● **LISTED ENTRIES**:

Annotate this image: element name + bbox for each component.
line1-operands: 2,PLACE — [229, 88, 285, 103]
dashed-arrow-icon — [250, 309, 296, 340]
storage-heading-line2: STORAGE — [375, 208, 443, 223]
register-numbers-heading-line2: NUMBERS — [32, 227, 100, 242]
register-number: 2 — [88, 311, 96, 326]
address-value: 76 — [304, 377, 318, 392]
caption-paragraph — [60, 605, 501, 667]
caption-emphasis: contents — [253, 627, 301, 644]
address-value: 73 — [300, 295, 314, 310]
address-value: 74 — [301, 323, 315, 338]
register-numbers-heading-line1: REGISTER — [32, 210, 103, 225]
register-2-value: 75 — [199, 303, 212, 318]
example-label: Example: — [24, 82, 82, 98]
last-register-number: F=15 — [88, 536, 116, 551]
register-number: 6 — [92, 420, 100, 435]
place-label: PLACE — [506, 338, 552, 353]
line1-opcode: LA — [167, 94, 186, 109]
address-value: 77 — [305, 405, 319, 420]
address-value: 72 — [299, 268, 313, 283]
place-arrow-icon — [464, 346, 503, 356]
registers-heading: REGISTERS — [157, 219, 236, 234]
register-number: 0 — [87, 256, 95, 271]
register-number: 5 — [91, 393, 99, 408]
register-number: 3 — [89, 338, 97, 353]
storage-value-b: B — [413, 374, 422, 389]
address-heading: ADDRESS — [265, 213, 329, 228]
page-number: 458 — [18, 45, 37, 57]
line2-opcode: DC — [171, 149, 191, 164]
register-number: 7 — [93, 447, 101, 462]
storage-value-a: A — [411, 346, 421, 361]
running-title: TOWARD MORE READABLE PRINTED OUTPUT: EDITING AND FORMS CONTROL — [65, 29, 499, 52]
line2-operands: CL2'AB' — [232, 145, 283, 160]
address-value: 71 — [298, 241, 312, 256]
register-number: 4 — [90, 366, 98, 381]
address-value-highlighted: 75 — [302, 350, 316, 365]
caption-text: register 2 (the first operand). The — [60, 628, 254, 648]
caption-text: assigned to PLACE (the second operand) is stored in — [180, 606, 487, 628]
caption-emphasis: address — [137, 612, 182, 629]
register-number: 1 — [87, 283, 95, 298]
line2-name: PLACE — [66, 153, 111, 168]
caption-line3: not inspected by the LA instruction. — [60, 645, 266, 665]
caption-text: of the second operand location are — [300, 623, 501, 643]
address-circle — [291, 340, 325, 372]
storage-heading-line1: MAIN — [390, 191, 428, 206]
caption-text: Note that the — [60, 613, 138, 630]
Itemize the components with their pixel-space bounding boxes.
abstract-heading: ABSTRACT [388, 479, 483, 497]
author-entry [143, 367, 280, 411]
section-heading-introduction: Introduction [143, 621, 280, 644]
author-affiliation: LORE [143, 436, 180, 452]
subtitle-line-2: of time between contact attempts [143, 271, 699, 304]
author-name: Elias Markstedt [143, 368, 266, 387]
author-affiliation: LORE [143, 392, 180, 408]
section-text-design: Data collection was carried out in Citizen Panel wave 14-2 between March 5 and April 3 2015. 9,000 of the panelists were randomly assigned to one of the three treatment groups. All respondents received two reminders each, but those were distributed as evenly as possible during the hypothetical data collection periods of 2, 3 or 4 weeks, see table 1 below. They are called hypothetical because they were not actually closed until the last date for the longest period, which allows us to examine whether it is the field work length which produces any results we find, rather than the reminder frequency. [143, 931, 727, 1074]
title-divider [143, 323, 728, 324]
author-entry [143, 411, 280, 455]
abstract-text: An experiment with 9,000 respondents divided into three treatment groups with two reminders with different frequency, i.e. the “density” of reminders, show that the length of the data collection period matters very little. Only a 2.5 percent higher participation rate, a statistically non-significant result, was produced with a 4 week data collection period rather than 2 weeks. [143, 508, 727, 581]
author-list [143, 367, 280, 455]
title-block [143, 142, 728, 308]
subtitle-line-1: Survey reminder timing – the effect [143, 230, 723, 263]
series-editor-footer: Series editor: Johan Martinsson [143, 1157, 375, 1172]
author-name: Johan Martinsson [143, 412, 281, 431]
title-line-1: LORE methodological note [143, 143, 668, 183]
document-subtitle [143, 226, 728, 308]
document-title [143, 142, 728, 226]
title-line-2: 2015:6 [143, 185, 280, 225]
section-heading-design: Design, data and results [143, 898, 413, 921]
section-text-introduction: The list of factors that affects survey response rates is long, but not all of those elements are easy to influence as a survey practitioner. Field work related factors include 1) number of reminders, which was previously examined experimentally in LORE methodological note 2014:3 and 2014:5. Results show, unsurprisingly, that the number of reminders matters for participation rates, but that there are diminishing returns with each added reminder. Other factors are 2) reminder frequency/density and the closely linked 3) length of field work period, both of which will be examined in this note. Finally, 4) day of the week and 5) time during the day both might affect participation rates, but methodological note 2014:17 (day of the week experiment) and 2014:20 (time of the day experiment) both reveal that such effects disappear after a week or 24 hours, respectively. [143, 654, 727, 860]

● **REQUIRED WORK**:
Identify every line in the records above that contains the word "experiment", and copy each of those lines.

● **EXERCISE OUTPUT**:
abstract-text: An experiment with 9,000 respondents divided into three treatment groups with two reminders with different frequency, i.e. the “density” of reminders, show that the length of the data collection period matters very little. Only a 2.5 percent higher participation rate, a statistically non-significant result, was produced with a 4 week data collection period rather than 2 weeks. [143, 508, 727, 581]
section-text-introduction: The list of factors that affects survey response rates is long, but not all of those elements are easy to influence as a survey practitioner. Field work related factors include 1) number of reminders, which was previously examined experimentally in LORE methodological note 2014:3 and 2014:5. Results show, unsurprisingly, that the number of reminders matters for participation rates, but that there are diminishing returns with each added reminder. Other factors are 2) reminder frequency/density and the closely linked 3) length of field work period, both of which will be examined in this note. Finally, 4) day of the week and 5) time during the day both might affect participation rates, but methodological note 2014:17 (day of the week experiment) and 2014:20 (time of the day experiment) both reveal that such effects disappear after a week or 24 hours, respectively. [143, 654, 727, 860]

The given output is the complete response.